## START
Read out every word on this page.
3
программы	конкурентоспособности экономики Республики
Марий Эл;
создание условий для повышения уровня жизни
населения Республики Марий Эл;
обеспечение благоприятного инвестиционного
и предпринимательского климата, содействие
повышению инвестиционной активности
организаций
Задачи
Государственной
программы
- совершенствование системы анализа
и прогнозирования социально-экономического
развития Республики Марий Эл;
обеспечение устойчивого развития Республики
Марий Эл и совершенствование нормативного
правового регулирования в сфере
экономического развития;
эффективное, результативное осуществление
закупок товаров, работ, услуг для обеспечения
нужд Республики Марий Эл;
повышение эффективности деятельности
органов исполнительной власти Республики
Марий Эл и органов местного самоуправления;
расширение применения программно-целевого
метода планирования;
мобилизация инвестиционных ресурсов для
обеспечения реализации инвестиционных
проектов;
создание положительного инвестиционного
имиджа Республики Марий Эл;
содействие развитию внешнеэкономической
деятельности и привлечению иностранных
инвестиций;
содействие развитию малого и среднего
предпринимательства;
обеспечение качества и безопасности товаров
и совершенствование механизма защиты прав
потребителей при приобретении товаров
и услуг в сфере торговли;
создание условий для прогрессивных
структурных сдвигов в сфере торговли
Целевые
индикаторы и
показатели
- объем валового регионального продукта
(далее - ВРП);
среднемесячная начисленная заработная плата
## END
## PROBLEM STATEMENT
Make an exact copy of the listing, including every line.

## OUTPUT FOR THIS EXERCISE
Read out every word on this page.
3
программы	конкурентоспособности экономики Республики
Марий Эл;
создание условий для повышения уровня жизни
населения Республики Марий Эл;
обеспечение благоприятного инвестиционного
и предпринимательского климата, содействие
повышению инвестиционной активности
организаций
Задачи
Государственной
программы
- совершенствование системы анализа
и прогнозирования социально-экономического
развития Республики Марий Эл;
обеспечение устойчивого развития Республики
Марий Эл и совершенствование нормативного
правового регулирования в сфере
экономического развития;
эффективное, результативное осуществление
закупок товаров, работ, услуг для обеспечения
нужд Республики Марий Эл;
повышение эффективности деятельности
органов исполнительной власти Республики
Марий Эл и органов местного самоуправления;
расширение применения программно-целевого
метода планирования;
мобилизация инвестиционных ресурсов для
обеспечения реализации инвестиционных
проектов;
создание положительного инвестиционного
имиджа Республики Марий Эл;
содействие развитию внешнеэкономической
деятельности и привлечению иностранных
инвестиций;
содействие развитию малого и среднего
предпринимательства;
обеспечение качества и безопасности товаров
и совершенствование механизма защиты прав
потребителей при приобретении товаров
и услуг в сфере торговли;
создание условий для прогрессивных
структурных сдвигов в сфере торговли
Целевые
индикаторы и
показатели
- объем валового регионального продукта
(далее - ВРП);
среднемесячная начисленная заработная плата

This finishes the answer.